— Rows from a dataset —
* * *

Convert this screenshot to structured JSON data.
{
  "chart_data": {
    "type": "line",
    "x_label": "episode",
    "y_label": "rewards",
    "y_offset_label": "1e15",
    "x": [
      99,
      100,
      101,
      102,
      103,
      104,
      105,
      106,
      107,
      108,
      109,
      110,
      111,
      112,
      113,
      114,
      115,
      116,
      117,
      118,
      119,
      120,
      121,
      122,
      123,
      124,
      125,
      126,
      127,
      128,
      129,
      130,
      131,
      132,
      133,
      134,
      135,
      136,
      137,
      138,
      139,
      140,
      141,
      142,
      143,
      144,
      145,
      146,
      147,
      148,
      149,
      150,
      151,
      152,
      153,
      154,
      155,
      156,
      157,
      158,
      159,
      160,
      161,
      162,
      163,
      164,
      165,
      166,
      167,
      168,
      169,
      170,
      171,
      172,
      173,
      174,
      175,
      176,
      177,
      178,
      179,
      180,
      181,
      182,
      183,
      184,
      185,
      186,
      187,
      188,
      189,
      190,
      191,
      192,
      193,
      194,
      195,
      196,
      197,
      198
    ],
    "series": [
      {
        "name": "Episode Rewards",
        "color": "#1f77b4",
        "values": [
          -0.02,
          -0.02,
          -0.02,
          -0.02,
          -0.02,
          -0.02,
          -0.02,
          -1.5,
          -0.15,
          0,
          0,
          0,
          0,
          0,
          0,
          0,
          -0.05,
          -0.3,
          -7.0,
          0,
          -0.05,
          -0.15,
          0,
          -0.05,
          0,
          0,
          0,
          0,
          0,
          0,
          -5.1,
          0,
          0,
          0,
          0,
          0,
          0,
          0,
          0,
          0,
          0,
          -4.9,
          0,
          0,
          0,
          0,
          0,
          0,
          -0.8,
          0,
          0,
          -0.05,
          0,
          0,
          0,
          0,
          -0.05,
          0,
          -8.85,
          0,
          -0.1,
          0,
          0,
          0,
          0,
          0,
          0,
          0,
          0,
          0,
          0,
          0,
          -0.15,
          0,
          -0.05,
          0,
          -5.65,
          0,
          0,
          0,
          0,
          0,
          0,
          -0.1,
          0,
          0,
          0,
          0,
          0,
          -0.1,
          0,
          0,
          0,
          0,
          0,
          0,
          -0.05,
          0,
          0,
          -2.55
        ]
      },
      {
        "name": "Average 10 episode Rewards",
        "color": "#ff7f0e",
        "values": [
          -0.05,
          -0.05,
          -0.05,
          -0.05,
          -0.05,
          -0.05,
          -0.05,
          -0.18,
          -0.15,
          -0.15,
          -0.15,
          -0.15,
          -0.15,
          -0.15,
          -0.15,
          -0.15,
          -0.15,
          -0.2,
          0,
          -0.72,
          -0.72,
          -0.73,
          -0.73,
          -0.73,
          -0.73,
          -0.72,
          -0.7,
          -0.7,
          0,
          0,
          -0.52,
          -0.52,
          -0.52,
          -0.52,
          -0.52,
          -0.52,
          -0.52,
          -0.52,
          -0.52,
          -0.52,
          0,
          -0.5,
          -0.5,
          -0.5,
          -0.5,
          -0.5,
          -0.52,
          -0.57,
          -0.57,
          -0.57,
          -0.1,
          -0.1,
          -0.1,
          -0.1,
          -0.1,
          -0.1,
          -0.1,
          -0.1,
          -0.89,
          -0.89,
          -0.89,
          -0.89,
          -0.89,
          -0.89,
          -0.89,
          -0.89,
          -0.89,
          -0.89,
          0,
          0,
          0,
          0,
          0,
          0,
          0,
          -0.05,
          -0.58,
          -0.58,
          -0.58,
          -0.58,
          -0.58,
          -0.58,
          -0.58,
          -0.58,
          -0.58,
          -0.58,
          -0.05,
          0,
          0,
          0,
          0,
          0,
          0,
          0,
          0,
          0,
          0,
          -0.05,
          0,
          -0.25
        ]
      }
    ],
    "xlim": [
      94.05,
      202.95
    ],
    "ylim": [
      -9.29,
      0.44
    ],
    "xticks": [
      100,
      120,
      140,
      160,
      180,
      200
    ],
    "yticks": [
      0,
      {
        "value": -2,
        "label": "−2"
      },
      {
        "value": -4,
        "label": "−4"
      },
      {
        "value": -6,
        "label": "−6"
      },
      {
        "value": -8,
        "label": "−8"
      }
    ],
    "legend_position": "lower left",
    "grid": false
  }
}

* * *

— What you are asked to do —
Copy every line of the records word for word.

— Solution for this task —
Convert this screenshot to structured JSON data.
{
  "chart_data": {
    "type": "line",
    "x_label": "episode",
    "y_label": "rewards",
    "y_offset_label": "1e15",
    "x": [
      99,
      100,
      101,
      102,
      103,
      104,
      105,
      106,
      107,
      108,
      109,
      110,
      111,
      112,
      113,
      114,
      115,
      116,
      117,
      118,
      119,
      120,
      121,
      122,
      123,
      124,
      125,
      126,
      127,
      128,
      129,
      130,
      131,
      132,
      133,
      134,
      135,
      136,
      137,
      138,
      139,
      140,
      141,
      142,
      143,
      144,
      145,
      146,
      147,
      148,
      149,
      150,
      151,
      152,
      153,
      154,
      155,
      156,
      157,
      158,
      159,
      160,
      161,
      162,
      163,
      164,
      165,
      166,
      167,
      168,
      169,
      170,
      171,
      172,
      173,
      174,
      175,
      176,
      177,
      178,
      179,
      180,
      181,
      182,
      183,
      184,
      185,
      186,
      187,
      188,
      189,
      190,
      191,
      192,
      193,
      194,
      195,
      196,
      197,
      198
    ],
    "series": [
      {
        "name": "Episode Rewards",
        "color": "#1f77b4",
        "values": [
          -0.02,
          -0.02,
          -0.02,
          -0.02,
          -0.02,
          -0.02,
          -0.02,
          -1.5,
          -0.15,
          0,
          0,
          0,
          0,
          0,
          0,
          0,
          -0.05,
          -0.3,
          -7.0,
          0,
          -0.05,
          -0.15,
          0,
          -0.05,
          0,
          0,
          0,
          0,
          0,
          0,
          -5.1,
          0,
          0,
          0,
          0,
          0,
          0,
          0,
          0,
          0,
          0,
          -4.9,
          0,
          0,
          0,
          0,
          0,
          0,
          -0.8,
          0,
          0,
          -0.05,
          0,
          0,
          0,
          0,
          -0.05,
          0,
          -8.85,
          0,
          -0.1,
          0,
          0,
          0,
          0,
          0,
          0,
          0,
          0,
          0,
          0,
          0,
          -0.15,
          0,
          -0.05,
          0,
          -5.65,
          0,
          0,
          0,
          0,
          0,
          0,
          -0.1,
          0,
          0,
          0,
          0,
          0,
          -0.1,
          0,
          0,
          0,
          0,
          0,
          0,
          -0.05,
          0,
          0,
          -2.55
        ]
      },
      {
        "name": "Average 10 episode Rewards",
        "color": "#ff7f0e",
        "values": [
          -0.05,
          -0.05,
          -0.05,
          -0.05,
          -0.05,
          -0.05,
          -0.05,
          -0.18,
          -0.15,
          -0.15,
          -0.15,
          -0.15,
          -0.15,
          -0.15,
          -0.15,
          -0.15,
          -0.15,
          -0.2,
          0,
          -0.72,
          -0.72,
          -0.73,
          -0.73,
          -0.73,
          -0.73,
          -0.72,
          -0.7,
          -0.7,
          0,
          0,
          -0.52,
          -0.52,
          -0.52,
          -0.52,
          -0.52,
          -0.52,
          -0.52,
          -0.52,
          -0.52,
          -0.52,
          0,
          -0.5,
          -0.5,
          -0.5,
          -0.5,
          -0.5,
          -0.52,
          -0.57,
          -0.57,
          -0.57,
          -0.1,
          -0.1,
          -0.1,
          -0.1,
          -0.1,
          -0.1,
          -0.1,
          -0.1,
          -0.89,
          -0.89,
          -0.89,
          -0.89,
          -0.89,
          -0.89,
          -0.89,
          -0.89,
          -0.89,
          -0.89,
          0,
          0,
          0,
          0,
          0,
          0,
          0,
          -0.05,
          -0.58,
          -0.58,
          -0.58,
          -0.58,
          -0.58,
          -0.58,
          -0.58,
          -0.58,
          -0.58,
          -0.58,
          -0.05,
          0,
          0,
          0,
          0,
          0,
          0,
          0,
          0,
          0,
          0,
          -0.05,
          0,
          -0.25
        ]
      }
    ],
    "xlim": [
      94.05,
      202.95
    ],
    "ylim": [
      -9.29,
      0.44
    ],
    "xticks": [
      100,
      120,
      140,
      160,
      180,
      200
    ],
    "yticks": [
      0,
      {
        "value": -2,
        "label": "−2"
      },
      {
        "value": -4,
        "label": "−4"
      },
      {
        "value": -6,
        "label": "−6"
      },
      {
        "value": -8,
        "label": "−8"
      }
    ],
    "legend_position": "lower left",
    "grid": false
  }
}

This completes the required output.